Records from a dataset
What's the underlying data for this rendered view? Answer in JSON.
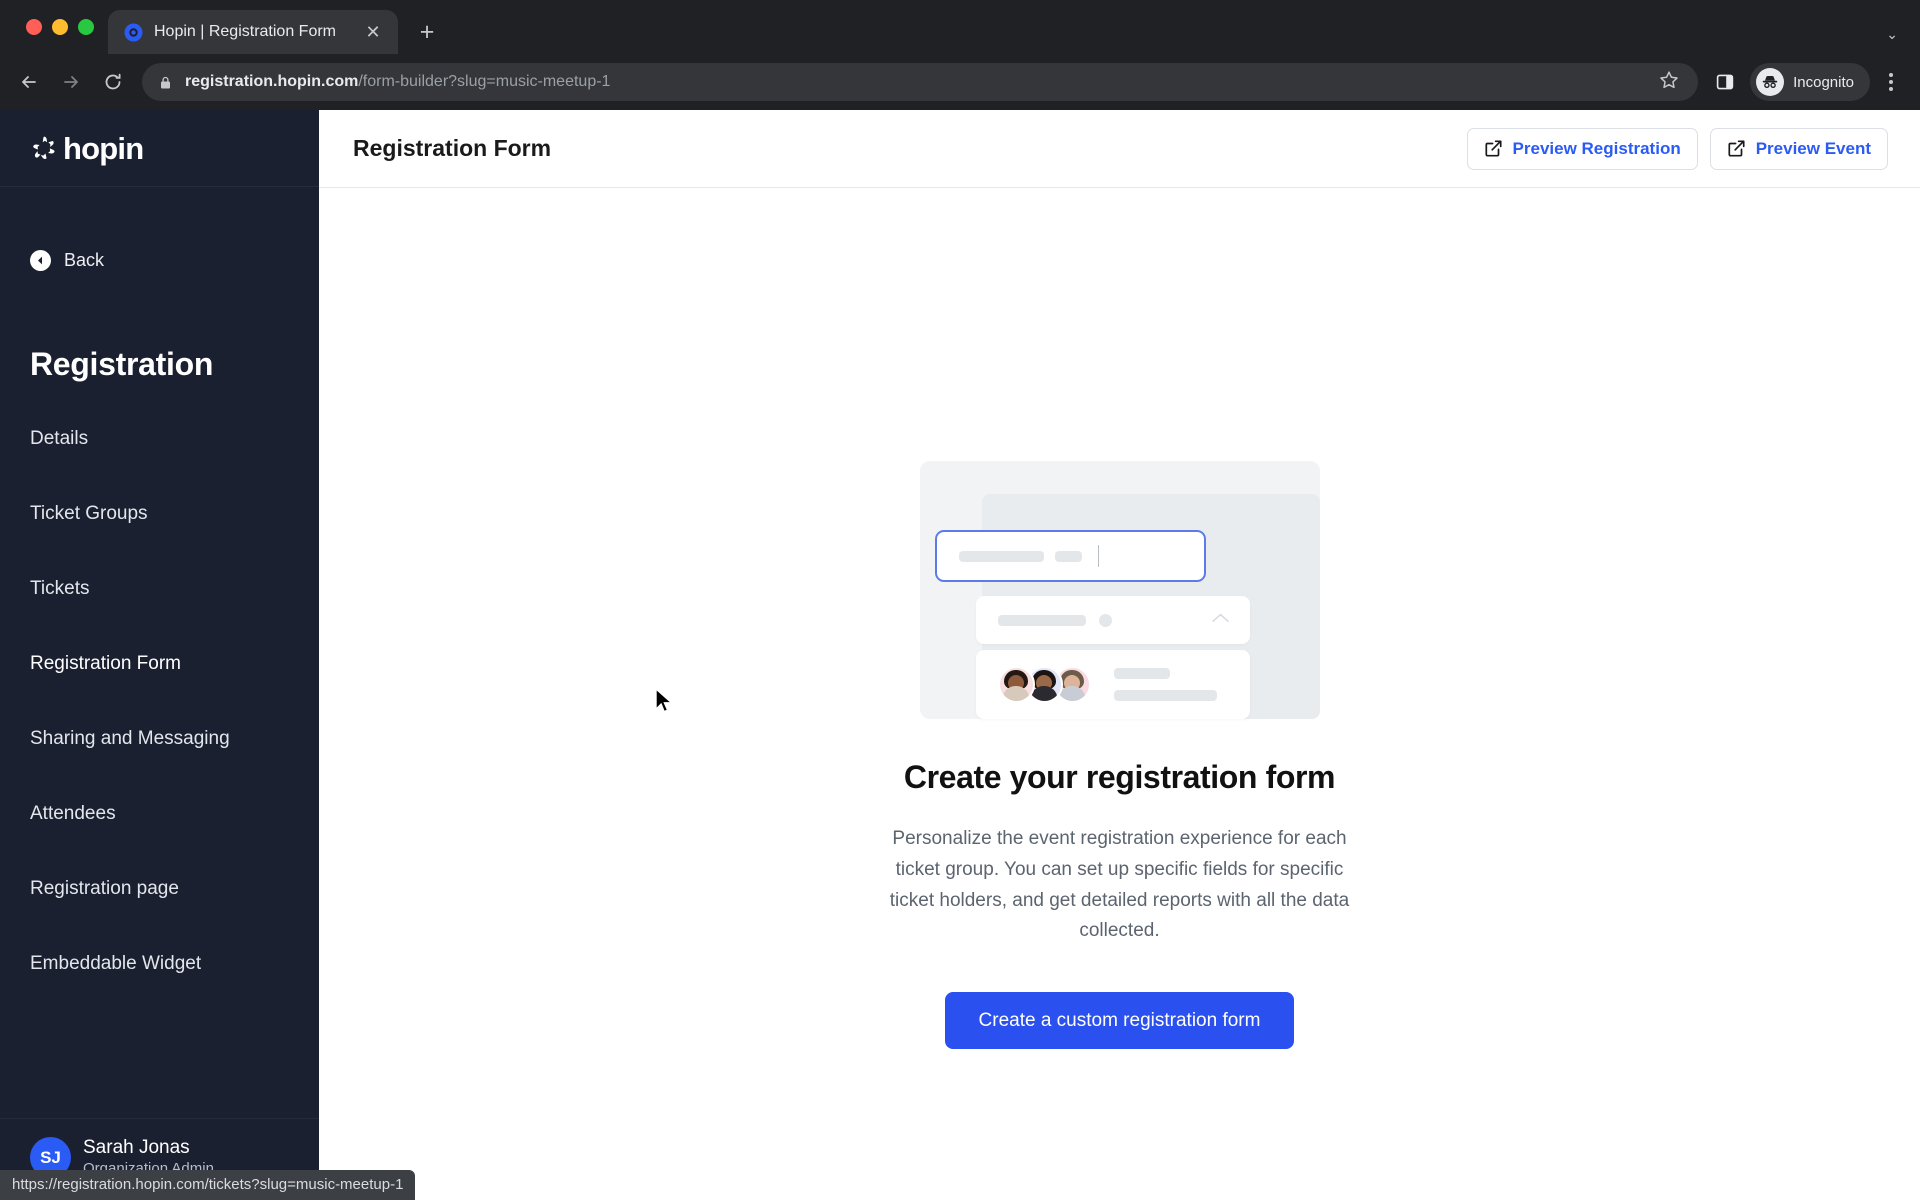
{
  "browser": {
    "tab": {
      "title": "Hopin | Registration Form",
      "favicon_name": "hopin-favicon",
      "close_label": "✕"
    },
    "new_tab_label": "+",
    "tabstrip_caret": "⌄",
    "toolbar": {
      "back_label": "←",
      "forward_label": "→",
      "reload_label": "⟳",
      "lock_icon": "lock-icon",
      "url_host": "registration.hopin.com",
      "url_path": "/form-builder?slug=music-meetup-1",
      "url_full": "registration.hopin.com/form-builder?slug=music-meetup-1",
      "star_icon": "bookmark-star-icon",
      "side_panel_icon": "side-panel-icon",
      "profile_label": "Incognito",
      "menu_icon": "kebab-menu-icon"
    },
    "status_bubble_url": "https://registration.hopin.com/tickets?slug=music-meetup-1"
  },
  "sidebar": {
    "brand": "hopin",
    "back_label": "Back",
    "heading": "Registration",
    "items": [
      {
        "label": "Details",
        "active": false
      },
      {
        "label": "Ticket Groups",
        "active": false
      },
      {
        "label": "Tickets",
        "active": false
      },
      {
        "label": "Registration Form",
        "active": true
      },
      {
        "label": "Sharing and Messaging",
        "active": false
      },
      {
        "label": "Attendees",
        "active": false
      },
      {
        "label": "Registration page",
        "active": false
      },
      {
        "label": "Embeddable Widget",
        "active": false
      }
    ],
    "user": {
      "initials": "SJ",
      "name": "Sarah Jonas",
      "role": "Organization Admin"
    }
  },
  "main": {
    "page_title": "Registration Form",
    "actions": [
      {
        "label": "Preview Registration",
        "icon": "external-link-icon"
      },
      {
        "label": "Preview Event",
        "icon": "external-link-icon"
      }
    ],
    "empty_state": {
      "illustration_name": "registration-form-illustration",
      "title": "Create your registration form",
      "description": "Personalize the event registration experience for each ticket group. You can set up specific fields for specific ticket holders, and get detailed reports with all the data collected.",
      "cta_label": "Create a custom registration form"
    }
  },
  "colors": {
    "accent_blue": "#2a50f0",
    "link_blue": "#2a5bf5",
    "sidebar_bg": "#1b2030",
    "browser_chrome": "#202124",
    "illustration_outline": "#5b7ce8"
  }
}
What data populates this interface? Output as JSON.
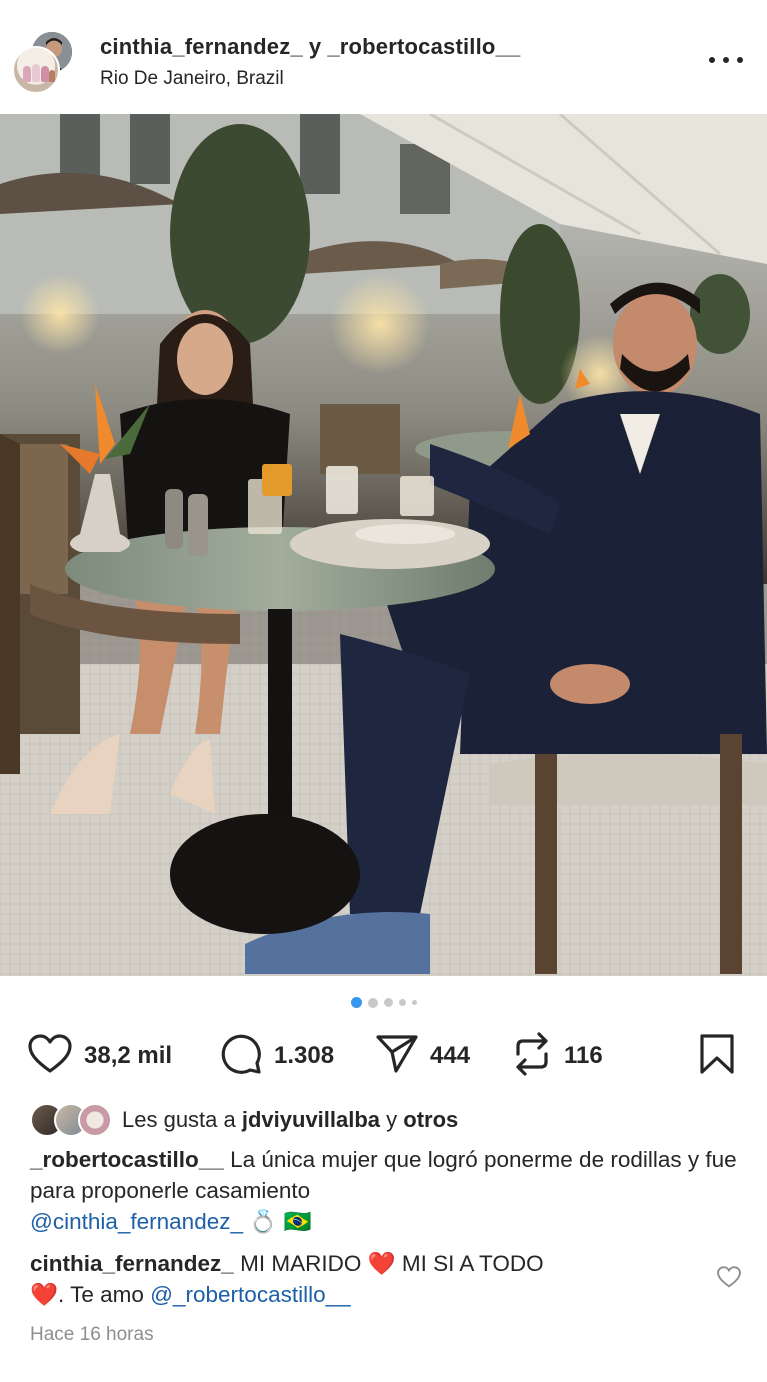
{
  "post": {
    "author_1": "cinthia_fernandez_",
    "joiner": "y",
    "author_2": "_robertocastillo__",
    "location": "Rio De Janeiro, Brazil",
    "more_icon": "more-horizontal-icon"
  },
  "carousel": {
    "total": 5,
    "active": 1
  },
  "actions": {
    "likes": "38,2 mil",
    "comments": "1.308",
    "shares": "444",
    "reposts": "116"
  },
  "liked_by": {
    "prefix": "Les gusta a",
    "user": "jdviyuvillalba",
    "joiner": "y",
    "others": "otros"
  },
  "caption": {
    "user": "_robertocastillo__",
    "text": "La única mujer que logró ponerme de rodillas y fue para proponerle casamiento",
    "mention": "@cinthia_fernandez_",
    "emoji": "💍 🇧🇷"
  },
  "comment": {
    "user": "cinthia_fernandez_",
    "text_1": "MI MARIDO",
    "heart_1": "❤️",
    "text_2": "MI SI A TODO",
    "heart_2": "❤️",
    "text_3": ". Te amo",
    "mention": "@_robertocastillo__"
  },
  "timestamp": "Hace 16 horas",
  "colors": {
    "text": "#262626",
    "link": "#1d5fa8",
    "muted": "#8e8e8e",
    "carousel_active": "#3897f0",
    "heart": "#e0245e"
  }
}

▸ SET EXERCISE
Copy all lines from the material that include "JSON".

▸ ANSWER FOR THE TASK
What's the underlying data for this rendered view? Answer in JSON.
What data populates this interface? Output as JSON.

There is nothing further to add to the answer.